- EXERCISE OBJECTIVE: Restate every line of the material that follows, word for word.
↓↓↓
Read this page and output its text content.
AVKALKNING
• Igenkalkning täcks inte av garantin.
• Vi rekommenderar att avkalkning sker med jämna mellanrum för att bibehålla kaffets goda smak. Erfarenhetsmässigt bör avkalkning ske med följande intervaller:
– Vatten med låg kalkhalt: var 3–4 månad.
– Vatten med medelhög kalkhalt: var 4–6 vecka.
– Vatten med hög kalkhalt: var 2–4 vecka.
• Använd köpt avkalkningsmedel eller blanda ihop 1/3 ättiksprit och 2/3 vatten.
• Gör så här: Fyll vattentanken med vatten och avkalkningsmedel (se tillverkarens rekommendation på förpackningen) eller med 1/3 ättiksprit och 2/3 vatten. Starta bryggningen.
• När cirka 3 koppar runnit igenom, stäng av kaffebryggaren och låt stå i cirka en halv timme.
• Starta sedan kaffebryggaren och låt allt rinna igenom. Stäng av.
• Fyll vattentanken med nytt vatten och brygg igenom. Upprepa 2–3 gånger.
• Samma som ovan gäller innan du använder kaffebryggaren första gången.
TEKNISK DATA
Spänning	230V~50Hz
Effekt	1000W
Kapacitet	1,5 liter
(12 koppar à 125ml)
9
↑↑↑
- RESPONSE FOR THIS EXERCISE:
Read this page and output its text content.
AVKALKNING
• Igenkalkning täcks inte av garantin.
• Vi rekommenderar att avkalkning sker med jämna mellanrum för att bibehålla kaffets goda smak. Erfarenhetsmässigt bör avkalkning ske med följande intervaller:
– Vatten med låg kalkhalt: var 3–4 månad.
– Vatten med medelhög kalkhalt: var 4–6 vecka.
– Vatten med hög kalkhalt: var 2–4 vecka.
• Använd köpt avkalkningsmedel eller blanda ihop 1/3 ättiksprit och 2/3 vatten.
• Gör så här: Fyll vattentanken med vatten och avkalkningsmedel (se tillverkarens rekommendation på förpackningen) eller med 1/3 ättiksprit och 2/3 vatten. Starta bryggningen.
• När cirka 3 koppar runnit igenom, stäng av kaffebryggaren och låt stå i cirka en halv timme.
• Starta sedan kaffebryggaren och låt allt rinna igenom. Stäng av.
• Fyll vattentanken med nytt vatten och brygg igenom. Upprepa 2–3 gånger.
• Samma som ovan gäller innan du använder kaffebryggaren första gången.
TEKNISK DATA
Spänning	230V~50Hz
Effekt	1000W
Kapacitet	1,5 liter
(12 koppar à 125ml)
9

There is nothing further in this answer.